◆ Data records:
* * * *

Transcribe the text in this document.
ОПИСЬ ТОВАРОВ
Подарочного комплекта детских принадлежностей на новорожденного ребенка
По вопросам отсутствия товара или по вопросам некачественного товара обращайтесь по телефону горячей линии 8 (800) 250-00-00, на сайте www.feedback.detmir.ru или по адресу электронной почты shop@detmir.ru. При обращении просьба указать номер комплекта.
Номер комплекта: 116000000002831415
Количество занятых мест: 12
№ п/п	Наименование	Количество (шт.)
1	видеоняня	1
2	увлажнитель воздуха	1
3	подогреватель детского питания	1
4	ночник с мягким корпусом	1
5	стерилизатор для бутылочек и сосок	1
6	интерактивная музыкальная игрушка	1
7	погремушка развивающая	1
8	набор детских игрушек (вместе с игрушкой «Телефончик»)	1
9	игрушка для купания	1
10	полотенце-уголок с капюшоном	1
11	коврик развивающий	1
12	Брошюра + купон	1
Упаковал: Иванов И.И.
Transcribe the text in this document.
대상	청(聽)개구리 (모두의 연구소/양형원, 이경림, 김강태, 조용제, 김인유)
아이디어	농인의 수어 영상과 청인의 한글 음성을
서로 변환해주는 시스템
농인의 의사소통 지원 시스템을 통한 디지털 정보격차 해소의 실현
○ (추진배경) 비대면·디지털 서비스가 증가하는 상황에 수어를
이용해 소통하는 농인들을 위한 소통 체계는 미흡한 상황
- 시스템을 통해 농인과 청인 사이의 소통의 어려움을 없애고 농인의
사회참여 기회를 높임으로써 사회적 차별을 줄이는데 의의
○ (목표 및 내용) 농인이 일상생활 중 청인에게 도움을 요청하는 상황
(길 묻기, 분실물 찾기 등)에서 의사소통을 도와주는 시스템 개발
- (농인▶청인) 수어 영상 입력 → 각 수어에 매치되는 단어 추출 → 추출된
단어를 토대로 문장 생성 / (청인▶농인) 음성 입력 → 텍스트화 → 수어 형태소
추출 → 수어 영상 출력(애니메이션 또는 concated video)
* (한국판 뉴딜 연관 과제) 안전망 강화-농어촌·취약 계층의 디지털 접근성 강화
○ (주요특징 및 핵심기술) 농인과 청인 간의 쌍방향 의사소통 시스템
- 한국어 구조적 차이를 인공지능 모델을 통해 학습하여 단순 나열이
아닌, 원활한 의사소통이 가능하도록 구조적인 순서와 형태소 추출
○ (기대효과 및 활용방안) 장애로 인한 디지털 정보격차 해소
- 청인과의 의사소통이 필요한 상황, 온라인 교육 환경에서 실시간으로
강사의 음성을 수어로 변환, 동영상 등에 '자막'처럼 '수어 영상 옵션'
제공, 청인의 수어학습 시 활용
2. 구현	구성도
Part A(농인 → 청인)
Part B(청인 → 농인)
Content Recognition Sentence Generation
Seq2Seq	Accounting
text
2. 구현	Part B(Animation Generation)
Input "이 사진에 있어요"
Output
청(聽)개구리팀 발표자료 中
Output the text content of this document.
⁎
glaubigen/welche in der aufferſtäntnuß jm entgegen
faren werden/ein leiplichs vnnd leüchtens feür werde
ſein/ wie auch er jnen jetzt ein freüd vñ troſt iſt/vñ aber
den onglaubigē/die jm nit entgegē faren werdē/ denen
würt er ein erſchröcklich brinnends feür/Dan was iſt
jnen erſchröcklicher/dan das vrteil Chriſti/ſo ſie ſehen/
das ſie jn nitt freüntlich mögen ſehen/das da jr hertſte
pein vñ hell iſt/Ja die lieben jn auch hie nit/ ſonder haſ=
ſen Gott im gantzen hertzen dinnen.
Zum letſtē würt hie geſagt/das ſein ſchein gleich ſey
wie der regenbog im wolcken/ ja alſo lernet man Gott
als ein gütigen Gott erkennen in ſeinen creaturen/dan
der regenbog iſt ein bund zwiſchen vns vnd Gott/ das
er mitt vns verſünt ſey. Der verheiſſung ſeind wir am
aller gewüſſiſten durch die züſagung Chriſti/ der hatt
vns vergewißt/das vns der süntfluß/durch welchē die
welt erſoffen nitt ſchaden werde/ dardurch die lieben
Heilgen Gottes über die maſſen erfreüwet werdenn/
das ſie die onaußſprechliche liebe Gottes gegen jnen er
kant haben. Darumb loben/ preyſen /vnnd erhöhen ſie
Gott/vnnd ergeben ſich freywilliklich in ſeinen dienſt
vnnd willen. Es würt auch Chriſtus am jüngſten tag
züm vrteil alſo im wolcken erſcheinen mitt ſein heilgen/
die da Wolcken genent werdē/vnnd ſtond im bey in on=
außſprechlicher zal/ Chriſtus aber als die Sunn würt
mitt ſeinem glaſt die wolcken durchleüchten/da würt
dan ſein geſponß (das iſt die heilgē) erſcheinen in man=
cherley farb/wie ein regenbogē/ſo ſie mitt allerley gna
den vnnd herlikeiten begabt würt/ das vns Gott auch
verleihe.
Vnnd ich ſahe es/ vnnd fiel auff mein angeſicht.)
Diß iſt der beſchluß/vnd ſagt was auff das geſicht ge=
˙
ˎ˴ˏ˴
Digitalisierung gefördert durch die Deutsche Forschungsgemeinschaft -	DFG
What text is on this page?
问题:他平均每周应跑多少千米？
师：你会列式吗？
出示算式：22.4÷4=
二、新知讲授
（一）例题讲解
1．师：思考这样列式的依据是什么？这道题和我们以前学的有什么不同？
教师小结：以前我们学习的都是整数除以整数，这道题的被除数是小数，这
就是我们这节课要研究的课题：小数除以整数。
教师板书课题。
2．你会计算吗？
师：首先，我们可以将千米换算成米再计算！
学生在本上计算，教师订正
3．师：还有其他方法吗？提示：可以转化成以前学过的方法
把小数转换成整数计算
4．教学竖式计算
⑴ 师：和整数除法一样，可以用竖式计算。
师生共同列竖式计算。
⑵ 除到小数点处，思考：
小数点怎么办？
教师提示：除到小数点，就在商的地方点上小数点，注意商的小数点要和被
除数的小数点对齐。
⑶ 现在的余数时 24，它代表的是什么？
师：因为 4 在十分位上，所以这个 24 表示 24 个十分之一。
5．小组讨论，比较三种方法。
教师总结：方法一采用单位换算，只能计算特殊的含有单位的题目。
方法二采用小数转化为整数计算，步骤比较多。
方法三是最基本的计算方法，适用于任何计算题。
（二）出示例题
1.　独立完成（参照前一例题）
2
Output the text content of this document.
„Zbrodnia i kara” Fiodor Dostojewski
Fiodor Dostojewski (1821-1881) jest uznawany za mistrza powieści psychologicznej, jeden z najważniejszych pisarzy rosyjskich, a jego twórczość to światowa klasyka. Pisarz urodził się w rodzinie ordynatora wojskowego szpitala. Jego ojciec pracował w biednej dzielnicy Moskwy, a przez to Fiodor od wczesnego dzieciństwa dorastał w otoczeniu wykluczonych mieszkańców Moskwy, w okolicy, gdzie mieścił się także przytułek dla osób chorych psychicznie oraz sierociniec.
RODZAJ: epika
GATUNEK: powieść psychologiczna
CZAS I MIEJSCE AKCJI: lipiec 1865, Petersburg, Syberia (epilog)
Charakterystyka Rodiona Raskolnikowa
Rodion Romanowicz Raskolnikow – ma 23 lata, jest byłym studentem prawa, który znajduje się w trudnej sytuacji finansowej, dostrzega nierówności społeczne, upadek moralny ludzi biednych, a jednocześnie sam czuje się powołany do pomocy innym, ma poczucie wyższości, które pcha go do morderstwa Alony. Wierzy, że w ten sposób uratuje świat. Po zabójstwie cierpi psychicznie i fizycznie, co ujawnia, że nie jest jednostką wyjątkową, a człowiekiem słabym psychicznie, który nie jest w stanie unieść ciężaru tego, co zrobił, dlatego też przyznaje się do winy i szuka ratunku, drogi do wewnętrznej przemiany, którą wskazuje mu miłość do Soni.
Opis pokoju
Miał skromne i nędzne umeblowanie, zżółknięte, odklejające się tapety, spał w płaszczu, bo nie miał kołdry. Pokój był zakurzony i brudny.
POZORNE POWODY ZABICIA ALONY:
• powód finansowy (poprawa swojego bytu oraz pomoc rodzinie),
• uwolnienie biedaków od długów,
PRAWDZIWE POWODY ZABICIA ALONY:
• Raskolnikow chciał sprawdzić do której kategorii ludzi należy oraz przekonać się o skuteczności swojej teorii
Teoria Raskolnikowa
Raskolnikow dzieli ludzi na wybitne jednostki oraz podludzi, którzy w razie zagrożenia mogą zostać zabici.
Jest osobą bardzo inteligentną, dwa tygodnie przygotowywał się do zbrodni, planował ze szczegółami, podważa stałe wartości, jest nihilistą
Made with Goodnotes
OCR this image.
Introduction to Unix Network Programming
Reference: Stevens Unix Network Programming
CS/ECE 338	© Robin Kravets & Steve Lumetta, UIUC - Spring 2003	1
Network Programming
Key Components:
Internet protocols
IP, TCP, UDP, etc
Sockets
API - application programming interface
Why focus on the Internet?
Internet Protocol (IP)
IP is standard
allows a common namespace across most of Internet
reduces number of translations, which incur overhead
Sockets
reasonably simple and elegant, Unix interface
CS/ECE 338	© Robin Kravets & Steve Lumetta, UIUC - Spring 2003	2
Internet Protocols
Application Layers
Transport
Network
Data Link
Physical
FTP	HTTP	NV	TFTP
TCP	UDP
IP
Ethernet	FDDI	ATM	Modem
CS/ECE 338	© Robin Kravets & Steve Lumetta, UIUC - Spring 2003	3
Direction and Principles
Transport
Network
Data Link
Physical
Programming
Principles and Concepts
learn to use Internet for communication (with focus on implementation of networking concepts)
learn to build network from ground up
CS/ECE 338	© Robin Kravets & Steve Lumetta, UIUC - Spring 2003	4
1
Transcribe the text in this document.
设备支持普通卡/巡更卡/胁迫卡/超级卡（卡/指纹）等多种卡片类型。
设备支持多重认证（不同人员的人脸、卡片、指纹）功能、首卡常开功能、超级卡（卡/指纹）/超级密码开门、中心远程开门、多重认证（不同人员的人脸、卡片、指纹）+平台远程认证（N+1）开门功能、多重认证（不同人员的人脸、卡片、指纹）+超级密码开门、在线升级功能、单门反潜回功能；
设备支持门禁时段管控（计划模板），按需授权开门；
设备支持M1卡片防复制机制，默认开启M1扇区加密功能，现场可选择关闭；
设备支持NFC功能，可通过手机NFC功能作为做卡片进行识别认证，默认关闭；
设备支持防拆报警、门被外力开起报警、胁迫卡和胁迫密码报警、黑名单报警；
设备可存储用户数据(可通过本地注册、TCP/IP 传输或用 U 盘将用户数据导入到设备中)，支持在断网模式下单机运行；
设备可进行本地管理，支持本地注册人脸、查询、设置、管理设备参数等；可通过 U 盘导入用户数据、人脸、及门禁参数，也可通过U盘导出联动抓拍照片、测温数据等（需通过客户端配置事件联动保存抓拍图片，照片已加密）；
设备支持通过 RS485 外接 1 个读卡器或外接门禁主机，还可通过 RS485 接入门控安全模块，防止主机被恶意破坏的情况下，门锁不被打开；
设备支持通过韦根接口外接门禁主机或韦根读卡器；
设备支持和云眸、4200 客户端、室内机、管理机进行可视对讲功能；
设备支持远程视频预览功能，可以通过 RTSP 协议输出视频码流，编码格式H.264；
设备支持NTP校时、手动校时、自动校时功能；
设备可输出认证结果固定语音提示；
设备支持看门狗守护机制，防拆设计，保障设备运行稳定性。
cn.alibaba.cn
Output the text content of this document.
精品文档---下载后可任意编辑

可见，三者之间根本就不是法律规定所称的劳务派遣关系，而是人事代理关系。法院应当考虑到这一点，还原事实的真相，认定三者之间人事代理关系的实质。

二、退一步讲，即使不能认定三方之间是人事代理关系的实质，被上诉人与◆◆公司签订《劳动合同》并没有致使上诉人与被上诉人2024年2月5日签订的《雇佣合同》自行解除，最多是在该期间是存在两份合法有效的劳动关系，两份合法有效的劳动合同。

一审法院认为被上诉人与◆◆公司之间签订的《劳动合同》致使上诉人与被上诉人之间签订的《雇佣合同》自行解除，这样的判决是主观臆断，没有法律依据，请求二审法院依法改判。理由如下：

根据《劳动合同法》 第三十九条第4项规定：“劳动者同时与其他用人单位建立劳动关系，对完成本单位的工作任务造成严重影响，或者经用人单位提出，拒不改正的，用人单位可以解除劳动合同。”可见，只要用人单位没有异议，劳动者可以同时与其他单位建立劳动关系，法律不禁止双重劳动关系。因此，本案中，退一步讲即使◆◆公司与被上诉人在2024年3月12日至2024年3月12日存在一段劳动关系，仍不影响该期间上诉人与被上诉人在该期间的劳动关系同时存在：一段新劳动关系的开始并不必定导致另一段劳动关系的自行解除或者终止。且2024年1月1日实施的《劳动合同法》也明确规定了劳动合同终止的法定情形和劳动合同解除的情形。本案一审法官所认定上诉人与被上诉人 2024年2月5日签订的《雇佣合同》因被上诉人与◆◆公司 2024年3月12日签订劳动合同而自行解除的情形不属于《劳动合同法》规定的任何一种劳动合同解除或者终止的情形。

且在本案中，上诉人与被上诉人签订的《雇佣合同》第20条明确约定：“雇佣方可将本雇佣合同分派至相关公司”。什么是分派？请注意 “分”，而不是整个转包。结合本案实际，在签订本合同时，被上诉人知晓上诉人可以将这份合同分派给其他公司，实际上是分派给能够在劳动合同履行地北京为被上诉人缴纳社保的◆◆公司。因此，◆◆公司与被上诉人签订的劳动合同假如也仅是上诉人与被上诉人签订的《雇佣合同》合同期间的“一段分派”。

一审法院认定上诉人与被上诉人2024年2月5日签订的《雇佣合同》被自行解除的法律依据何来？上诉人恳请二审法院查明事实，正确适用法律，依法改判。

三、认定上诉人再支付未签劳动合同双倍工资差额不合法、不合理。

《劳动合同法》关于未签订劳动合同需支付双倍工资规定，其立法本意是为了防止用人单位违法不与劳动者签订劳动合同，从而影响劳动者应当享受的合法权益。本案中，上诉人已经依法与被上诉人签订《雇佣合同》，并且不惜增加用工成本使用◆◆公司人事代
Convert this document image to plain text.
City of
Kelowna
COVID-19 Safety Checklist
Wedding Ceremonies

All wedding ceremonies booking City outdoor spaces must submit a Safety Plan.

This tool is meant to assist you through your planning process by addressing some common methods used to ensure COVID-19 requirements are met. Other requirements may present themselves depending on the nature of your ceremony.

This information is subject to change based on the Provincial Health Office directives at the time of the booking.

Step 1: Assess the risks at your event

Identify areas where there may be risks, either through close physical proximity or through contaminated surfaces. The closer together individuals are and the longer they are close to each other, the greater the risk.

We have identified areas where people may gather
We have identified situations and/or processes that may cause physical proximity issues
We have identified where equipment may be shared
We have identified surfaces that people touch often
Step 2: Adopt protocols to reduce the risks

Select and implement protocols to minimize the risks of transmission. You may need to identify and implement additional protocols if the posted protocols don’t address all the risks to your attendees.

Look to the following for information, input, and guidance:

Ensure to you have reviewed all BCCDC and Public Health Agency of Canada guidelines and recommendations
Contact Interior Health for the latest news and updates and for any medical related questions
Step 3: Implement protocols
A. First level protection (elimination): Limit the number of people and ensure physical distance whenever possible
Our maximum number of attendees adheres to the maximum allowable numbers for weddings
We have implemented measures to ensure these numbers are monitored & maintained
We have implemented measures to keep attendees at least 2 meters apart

* * * *

Pick out the lines above that hold the string "psychicznie" and show them.

Fiodor Dostojewski (1821-1881) jest uznawany za mistrza powieści psychologicznej, jeden z najważniejszych pisarzy rosyjskich, a jego twórczość to światowa klasyka. Pisarz urodził się w rodzinie ordynatora wojskowego szpitala. Jego ojciec pracował w biednej dzielnicy Moskwy, a przez to Fiodor od wczesnego dzieciństwa dorastał w otoczeniu wykluczonych mieszkańców Moskwy, w okolicy, gdzie mieścił się także przytułek dla osób chorych psychicznie oraz sierociniec.
Rodion Romanowicz Raskolnikow – ma 23 lata, jest byłym studentem prawa, który znajduje się w trudnej sytuacji finansowej, dostrzega nierówności społeczne, upadek moralny ludzi biednych, a jednocześnie sam czuje się powołany do pomocy innym, ma poczucie wyższości, które pcha go do morderstwa Alony. Wierzy, że w ten sposób uratuje świat. Po zabójstwie cierpi psychicznie i fizycznie, co ujawnia, że nie jest jednostką wyjątkową, a człowiekiem słabym psychicznie, który nie jest w stanie unieść ciężaru tego, co zrobił, dlatego też przyznaje się do winy i szuka ratunku, drogi do wewnętrznej przemiany, którą wskazuje mu miłość do Soni.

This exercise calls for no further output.